Exercise description - In the entries below, how many lines hold the string "year"? Give only the number.

A run of records -
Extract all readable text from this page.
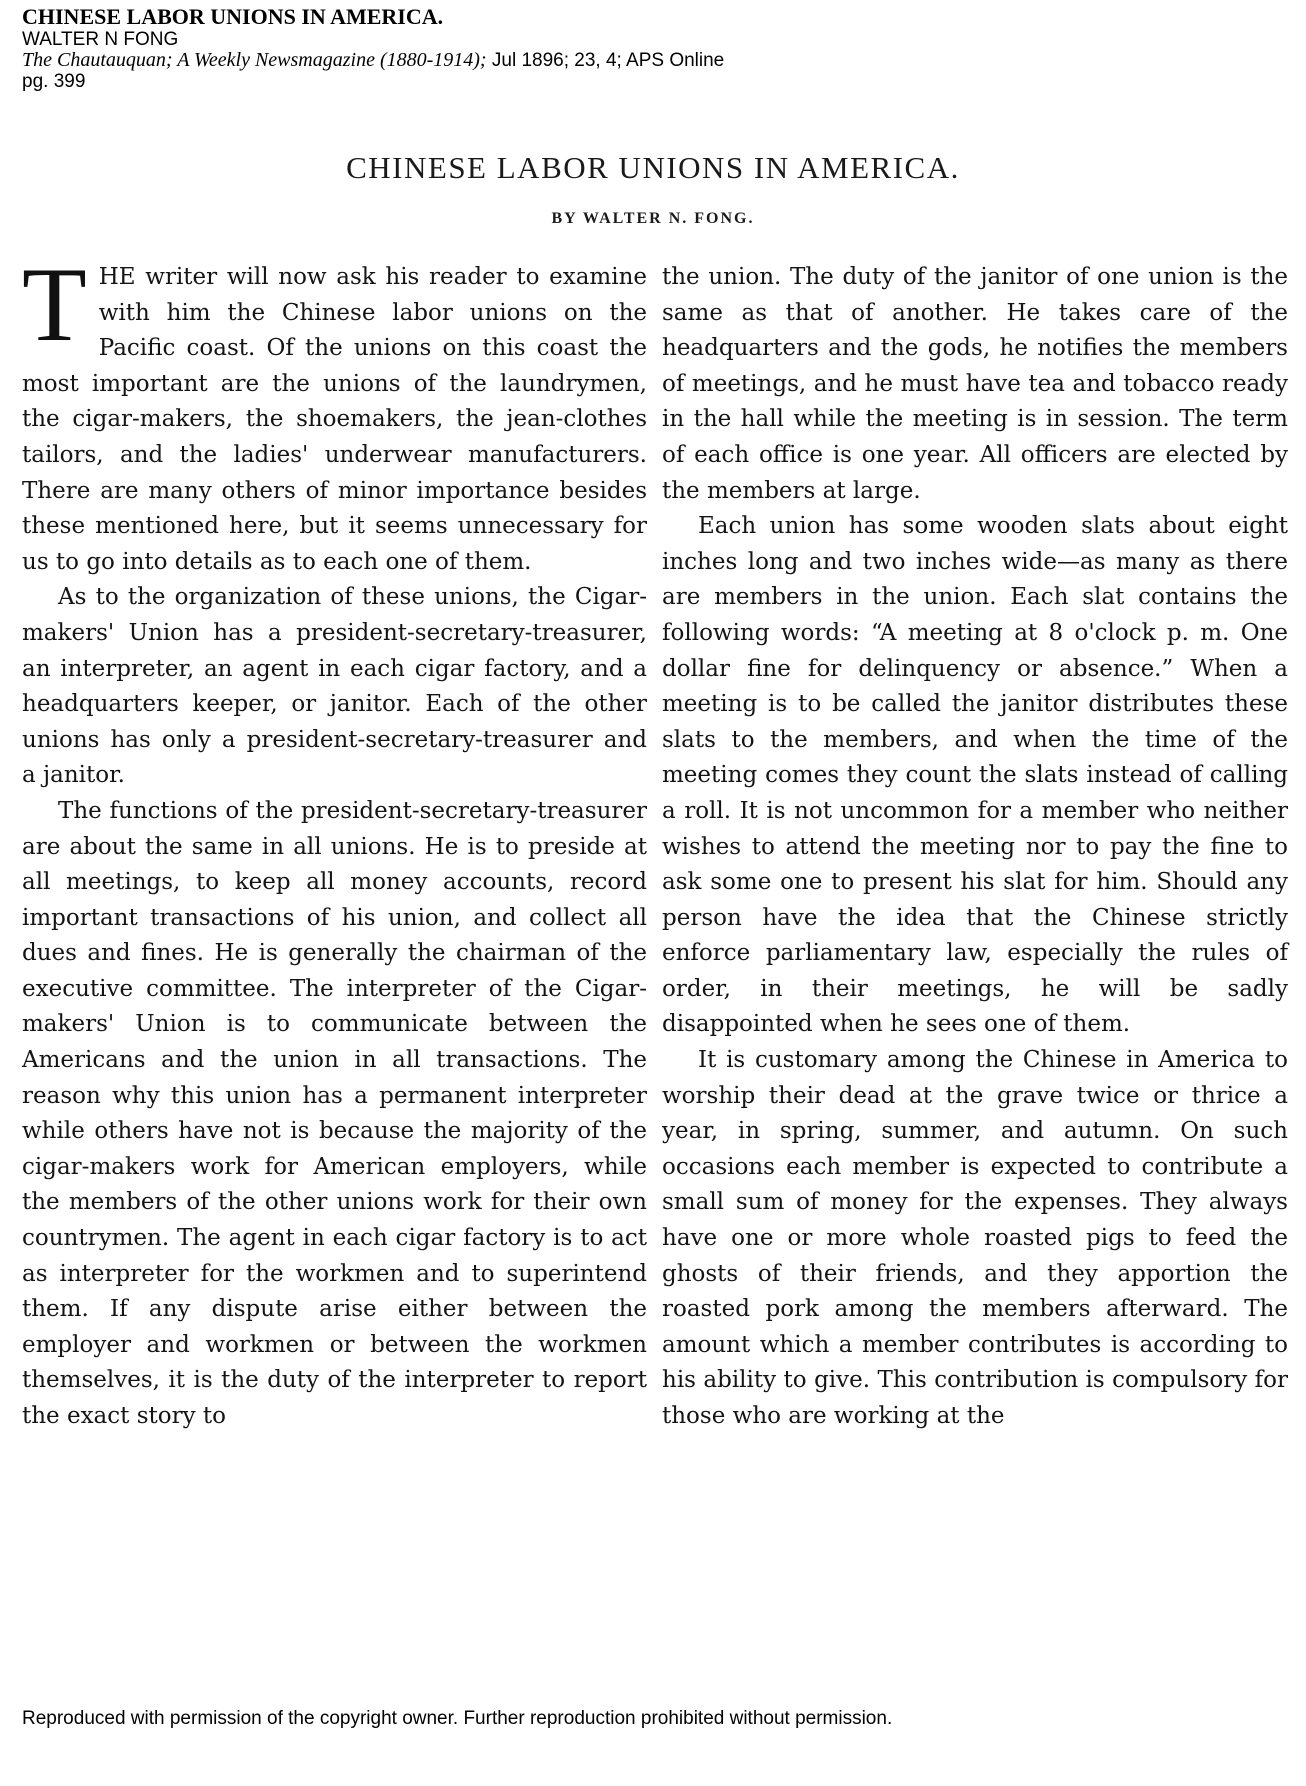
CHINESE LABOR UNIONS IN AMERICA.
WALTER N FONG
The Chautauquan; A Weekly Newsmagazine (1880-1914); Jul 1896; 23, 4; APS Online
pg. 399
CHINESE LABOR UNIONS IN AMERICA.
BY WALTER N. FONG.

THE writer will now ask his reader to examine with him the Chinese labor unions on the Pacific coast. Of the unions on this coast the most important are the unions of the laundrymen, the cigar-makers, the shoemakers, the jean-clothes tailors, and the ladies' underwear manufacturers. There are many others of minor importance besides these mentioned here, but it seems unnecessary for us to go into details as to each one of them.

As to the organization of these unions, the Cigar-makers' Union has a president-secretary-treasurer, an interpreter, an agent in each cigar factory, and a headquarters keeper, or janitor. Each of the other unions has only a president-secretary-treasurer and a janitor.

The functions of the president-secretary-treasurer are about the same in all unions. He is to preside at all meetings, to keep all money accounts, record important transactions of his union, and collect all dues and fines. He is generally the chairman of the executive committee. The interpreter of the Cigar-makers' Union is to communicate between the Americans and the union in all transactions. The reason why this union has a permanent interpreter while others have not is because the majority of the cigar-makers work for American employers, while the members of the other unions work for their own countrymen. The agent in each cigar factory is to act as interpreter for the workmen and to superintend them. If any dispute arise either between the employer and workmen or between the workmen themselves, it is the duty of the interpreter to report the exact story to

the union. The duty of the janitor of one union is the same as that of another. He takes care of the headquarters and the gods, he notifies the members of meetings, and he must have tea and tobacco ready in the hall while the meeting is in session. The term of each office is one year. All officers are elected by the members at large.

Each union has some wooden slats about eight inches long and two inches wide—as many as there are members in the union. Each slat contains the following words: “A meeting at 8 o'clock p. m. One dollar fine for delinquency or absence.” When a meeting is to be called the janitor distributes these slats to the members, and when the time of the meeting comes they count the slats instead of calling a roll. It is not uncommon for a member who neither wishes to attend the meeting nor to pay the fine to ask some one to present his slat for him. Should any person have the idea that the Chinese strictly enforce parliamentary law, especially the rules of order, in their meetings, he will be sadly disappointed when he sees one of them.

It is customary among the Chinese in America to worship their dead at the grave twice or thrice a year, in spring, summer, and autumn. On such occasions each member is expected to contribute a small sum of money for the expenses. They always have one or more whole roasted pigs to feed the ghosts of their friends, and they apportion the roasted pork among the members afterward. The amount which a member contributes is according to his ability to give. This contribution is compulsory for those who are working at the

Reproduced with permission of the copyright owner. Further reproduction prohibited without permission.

* * *

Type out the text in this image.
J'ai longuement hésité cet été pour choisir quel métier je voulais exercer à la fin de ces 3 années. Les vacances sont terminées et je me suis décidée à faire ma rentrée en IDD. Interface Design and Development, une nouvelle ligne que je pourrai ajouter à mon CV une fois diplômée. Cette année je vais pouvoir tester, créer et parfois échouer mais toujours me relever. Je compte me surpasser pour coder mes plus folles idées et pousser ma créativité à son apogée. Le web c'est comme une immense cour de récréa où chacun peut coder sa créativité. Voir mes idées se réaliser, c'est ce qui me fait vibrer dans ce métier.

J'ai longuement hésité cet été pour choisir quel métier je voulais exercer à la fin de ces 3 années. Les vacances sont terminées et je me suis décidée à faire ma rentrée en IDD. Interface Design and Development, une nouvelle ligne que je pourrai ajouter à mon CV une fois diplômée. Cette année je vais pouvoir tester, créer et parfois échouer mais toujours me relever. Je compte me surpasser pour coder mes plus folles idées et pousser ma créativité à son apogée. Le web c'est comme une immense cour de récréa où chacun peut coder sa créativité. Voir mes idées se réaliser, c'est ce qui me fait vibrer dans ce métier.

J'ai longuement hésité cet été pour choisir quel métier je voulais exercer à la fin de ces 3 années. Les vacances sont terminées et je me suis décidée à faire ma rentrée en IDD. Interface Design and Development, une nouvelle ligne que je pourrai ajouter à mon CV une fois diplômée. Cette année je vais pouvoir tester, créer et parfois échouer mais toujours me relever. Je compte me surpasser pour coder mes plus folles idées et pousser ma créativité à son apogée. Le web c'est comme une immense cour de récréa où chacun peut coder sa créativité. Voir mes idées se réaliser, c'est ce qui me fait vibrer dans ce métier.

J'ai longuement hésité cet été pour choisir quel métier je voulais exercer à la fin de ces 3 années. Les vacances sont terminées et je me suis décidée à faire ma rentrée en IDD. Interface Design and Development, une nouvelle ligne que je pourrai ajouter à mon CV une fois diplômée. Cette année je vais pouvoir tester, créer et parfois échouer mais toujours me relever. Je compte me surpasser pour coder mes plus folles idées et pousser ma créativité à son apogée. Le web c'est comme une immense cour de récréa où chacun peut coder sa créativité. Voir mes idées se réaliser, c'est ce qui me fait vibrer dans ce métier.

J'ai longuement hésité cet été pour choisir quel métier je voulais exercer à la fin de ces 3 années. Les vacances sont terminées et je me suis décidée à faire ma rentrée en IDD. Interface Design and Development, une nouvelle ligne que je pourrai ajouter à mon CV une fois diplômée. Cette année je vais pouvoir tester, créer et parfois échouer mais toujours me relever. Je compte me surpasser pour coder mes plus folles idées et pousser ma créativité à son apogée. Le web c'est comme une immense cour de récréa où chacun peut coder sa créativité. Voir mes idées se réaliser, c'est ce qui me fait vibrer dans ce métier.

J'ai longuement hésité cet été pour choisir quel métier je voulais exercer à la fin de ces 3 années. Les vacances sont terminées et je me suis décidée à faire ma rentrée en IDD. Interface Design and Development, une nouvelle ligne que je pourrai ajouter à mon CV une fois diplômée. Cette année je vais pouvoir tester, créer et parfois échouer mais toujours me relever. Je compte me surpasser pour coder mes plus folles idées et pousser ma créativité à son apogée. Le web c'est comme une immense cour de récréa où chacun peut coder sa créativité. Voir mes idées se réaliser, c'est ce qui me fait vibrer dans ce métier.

Exercise solution - 2